▶

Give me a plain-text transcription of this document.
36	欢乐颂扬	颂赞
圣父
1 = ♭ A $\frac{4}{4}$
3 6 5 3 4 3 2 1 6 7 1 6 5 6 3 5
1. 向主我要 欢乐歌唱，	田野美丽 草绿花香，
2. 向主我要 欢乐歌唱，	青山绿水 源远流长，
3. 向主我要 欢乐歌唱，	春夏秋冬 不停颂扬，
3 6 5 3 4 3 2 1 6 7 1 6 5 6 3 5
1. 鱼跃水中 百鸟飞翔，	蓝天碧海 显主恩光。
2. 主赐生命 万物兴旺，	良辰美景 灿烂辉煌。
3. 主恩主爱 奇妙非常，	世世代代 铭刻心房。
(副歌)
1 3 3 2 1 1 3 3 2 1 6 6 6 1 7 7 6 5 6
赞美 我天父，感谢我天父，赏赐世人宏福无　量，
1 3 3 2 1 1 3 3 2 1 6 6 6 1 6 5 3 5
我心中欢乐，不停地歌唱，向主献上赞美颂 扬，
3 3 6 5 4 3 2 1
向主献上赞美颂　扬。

◀
▶

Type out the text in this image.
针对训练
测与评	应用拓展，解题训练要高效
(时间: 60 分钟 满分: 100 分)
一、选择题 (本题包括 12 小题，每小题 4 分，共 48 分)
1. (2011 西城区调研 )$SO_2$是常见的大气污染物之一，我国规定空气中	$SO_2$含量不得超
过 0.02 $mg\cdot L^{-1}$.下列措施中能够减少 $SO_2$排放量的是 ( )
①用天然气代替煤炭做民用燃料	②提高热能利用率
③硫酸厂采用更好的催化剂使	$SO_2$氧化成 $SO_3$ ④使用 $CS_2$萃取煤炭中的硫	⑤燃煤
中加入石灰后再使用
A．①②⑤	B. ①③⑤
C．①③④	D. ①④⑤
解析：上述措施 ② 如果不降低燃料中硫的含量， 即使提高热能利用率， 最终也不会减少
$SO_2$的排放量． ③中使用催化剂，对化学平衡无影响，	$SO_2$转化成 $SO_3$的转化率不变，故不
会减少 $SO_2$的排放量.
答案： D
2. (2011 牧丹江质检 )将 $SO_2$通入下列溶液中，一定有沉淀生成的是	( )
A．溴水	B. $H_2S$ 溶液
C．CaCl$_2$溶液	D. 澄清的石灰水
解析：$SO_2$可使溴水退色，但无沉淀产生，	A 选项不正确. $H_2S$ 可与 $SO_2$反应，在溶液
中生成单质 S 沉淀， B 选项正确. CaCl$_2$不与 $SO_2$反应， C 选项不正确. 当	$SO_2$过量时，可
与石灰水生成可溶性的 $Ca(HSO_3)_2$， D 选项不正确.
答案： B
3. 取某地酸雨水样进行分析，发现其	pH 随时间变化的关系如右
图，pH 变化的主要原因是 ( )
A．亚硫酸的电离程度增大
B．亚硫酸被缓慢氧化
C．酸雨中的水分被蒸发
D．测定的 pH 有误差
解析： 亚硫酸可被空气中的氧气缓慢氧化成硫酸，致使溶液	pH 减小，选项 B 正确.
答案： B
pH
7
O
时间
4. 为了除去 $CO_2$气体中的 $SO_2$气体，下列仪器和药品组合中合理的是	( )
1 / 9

◀

_Exercise description_
Copy every line above that includes the string "向主我要".

_Solution to this task_
1. 向主我要 欢乐歌唱，	田野美丽 草绿花香，
2. 向主我要 欢乐歌唱，	青山绿水 源远流长，
3. 向主我要 欢乐歌唱，	春夏秋冬 不停颂扬，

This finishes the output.